Data supplied

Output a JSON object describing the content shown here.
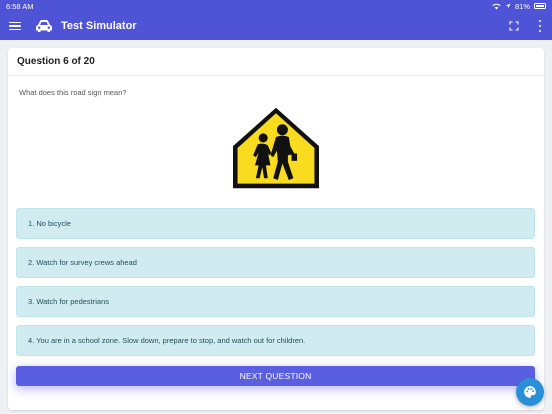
{
  "status_bar": {
    "time": "6:58 AM",
    "battery": "81%"
  },
  "app_bar": {
    "title": "Test Simulator"
  },
  "question": {
    "header": "Question 6 of 20",
    "prompt": "What does this road sign mean?",
    "sign_icon": "school-crossing-sign-icon"
  },
  "answers": [
    "1. No bicycle",
    "2. Watch for survey crews ahead",
    "3. Watch for pedestrians",
    "4. You are in a school zone. Slow down, prepare to stop, and watch out for children."
  ],
  "next_button": {
    "label": "NEXT QUESTION"
  },
  "colors": {
    "primary": "#4f53d6",
    "answer_bg": "#d1ecf1",
    "sign_yellow": "#f9dc1f",
    "fab": "#2a8fd6"
  }
}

The task
Isolate the lines above that contain the word "school" and copy them.

Problem solution
    "sign_icon": "school-crossing-sign-icon"
    "4. You are in a school zone. Slow down, prepare to stop, and watch out for children."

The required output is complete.